# JOB
In the listing below, identify each line with the word "arrow" and return those lines.

# EXTRACTED MATERIAL

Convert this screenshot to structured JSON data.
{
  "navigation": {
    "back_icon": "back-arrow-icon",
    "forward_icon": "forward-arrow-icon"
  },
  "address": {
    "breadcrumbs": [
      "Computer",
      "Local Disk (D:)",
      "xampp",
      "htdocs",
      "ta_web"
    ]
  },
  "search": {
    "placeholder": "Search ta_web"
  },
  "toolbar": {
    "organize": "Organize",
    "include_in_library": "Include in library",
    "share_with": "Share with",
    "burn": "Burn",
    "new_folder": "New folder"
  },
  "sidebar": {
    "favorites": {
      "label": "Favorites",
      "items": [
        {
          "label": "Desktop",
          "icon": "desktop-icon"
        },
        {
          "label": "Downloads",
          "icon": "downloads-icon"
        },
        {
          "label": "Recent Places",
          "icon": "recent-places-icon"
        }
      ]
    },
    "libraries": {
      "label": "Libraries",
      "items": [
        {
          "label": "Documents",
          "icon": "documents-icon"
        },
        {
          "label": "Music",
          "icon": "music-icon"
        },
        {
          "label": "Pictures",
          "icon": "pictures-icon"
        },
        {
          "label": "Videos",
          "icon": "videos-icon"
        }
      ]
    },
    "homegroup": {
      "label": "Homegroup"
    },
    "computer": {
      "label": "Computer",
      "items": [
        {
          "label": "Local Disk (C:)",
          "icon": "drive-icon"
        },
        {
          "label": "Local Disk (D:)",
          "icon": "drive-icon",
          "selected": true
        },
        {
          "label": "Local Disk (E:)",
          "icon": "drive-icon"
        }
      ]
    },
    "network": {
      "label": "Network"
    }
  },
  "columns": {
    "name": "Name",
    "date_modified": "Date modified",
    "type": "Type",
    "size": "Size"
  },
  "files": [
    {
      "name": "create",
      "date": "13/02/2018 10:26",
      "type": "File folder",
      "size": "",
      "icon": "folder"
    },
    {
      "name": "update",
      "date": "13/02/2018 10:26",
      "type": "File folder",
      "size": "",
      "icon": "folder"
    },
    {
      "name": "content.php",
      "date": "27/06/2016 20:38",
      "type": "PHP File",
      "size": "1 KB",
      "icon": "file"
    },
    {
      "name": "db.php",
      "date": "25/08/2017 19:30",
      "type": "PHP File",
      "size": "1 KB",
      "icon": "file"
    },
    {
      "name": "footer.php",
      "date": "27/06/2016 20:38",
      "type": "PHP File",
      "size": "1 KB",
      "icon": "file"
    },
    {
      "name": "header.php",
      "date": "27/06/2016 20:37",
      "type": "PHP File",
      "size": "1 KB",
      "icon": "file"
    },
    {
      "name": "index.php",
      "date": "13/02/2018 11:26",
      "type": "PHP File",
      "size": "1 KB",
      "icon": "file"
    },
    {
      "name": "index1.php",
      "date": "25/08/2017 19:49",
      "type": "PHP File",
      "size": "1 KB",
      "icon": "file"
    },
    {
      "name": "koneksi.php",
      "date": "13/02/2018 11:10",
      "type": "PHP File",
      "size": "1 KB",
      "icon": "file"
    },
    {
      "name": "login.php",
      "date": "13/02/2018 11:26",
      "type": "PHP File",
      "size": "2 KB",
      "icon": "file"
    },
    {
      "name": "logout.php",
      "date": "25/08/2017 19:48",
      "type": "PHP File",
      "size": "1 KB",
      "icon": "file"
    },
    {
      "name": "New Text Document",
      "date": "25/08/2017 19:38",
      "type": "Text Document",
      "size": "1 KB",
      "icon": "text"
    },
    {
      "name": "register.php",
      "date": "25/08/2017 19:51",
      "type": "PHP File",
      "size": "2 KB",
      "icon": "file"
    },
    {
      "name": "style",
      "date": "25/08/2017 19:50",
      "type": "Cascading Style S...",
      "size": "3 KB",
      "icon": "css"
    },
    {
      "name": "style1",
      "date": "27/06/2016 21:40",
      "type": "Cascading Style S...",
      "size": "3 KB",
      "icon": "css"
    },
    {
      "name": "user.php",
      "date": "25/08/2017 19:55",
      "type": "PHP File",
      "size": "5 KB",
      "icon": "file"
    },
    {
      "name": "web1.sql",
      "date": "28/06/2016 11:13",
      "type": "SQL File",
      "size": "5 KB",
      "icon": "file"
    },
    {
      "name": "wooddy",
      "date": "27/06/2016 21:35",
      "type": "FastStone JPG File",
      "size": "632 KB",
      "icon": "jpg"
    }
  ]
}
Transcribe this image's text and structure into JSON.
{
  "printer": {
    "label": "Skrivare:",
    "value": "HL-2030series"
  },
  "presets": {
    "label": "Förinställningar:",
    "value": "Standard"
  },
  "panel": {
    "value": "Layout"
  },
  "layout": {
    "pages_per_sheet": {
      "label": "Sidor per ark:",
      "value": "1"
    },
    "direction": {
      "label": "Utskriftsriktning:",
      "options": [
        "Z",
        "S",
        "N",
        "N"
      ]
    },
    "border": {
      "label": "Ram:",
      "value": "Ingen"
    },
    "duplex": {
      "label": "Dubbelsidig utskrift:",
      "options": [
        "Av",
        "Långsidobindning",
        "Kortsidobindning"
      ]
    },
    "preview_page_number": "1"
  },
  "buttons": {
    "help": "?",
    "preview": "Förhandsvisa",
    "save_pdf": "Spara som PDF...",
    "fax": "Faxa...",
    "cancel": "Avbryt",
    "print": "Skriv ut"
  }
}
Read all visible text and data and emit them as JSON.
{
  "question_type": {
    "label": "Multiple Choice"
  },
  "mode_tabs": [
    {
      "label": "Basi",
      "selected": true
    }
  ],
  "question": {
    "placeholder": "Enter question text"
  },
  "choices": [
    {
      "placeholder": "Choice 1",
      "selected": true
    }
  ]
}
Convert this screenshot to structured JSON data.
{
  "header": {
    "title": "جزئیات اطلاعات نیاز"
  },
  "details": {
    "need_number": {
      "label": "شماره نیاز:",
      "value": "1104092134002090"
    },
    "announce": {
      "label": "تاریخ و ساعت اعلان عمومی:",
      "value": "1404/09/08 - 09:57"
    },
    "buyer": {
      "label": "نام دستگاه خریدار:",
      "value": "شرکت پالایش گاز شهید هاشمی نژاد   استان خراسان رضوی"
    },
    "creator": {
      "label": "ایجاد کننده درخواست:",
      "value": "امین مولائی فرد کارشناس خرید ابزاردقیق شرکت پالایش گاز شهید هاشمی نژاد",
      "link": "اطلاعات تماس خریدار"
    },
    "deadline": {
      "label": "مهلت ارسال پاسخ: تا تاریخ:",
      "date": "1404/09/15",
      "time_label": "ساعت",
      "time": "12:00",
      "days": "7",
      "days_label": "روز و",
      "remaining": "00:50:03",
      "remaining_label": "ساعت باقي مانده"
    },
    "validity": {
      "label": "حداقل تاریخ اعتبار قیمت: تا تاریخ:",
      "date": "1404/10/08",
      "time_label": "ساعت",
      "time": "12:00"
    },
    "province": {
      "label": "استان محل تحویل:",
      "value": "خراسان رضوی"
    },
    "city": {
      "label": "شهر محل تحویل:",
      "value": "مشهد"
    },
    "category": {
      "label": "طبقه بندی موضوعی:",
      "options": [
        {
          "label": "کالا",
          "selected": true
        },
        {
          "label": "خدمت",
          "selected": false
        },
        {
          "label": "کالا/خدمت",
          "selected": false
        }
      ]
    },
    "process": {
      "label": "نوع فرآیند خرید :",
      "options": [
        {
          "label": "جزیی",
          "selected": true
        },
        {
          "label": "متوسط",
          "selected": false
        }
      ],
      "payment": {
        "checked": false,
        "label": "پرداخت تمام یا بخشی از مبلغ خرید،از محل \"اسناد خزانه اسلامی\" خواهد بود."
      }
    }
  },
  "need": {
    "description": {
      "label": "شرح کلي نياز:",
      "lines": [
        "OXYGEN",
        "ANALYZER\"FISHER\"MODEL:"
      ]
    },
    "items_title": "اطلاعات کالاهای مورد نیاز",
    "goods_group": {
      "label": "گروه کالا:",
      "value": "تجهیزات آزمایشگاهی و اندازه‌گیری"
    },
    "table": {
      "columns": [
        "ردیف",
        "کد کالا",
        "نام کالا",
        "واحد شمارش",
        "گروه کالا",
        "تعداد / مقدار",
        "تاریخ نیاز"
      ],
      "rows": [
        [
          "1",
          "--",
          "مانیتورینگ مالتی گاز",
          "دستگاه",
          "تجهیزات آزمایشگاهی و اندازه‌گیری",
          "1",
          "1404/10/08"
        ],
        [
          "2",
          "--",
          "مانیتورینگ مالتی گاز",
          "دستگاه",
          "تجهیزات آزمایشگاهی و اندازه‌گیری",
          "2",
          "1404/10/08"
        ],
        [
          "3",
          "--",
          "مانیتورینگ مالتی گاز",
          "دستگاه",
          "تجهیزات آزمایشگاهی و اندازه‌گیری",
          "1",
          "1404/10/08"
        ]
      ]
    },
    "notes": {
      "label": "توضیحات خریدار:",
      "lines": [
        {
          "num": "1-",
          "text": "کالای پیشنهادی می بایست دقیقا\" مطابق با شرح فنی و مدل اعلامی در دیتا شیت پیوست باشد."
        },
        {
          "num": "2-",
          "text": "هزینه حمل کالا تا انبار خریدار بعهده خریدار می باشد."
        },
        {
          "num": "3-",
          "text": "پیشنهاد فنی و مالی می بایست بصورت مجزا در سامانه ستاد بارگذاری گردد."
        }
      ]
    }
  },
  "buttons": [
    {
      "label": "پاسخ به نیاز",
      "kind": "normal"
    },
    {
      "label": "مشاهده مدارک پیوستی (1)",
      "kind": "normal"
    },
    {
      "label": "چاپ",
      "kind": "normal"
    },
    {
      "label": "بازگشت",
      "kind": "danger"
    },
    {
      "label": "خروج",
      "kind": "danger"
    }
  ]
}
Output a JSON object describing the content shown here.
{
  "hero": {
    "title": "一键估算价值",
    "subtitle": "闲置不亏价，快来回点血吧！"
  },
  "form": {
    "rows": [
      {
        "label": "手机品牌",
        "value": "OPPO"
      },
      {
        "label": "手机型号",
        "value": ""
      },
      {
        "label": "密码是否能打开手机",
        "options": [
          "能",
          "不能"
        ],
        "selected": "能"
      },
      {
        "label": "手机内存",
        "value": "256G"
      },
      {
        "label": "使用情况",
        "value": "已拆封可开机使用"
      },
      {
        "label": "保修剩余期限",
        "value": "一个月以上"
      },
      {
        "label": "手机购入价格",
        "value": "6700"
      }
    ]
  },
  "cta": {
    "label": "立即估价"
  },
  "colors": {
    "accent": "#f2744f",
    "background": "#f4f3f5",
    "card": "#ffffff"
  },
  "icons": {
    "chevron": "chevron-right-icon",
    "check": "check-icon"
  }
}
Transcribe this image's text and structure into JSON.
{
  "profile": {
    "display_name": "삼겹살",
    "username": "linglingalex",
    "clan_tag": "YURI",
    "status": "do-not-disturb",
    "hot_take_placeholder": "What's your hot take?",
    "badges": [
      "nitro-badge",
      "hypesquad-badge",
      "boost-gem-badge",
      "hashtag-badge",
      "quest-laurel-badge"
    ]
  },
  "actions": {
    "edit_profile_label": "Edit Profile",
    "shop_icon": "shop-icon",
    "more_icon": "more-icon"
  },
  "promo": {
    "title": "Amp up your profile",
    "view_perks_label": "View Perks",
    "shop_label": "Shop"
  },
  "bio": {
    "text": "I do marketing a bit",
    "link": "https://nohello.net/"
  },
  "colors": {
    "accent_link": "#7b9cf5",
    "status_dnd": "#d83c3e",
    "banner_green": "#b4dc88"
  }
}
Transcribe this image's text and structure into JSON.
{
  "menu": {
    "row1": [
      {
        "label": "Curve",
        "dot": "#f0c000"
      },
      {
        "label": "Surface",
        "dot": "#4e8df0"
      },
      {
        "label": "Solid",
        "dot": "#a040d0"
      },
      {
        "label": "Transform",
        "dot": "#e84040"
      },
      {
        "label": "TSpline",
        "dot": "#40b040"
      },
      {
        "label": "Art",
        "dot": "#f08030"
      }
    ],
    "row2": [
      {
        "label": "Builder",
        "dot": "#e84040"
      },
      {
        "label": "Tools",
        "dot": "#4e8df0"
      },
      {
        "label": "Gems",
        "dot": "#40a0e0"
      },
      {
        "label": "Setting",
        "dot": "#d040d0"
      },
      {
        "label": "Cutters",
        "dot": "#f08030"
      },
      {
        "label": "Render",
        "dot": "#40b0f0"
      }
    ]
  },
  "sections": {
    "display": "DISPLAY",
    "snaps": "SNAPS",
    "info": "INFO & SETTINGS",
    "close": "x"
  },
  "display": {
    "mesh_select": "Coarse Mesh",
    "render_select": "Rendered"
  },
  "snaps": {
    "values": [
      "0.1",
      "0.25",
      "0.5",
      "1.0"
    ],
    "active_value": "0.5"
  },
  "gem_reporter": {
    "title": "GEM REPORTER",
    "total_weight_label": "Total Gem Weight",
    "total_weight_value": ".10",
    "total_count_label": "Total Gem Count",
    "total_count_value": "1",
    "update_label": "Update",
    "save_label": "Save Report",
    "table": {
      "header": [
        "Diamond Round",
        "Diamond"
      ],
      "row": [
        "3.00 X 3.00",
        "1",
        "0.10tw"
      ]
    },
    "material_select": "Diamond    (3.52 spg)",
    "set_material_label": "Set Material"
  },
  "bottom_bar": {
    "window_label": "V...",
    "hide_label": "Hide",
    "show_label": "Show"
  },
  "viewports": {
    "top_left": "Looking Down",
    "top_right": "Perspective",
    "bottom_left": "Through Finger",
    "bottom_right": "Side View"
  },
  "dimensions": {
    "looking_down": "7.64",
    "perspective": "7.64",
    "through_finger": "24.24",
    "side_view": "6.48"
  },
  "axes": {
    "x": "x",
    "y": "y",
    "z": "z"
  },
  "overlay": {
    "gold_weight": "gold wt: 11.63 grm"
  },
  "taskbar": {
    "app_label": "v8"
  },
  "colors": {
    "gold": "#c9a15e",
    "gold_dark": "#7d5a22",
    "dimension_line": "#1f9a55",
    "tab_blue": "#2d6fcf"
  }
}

# SOLVED PROBLEM
    "back_icon": "back-arrow-icon",
    "forward_icon": "forward-arrow-icon"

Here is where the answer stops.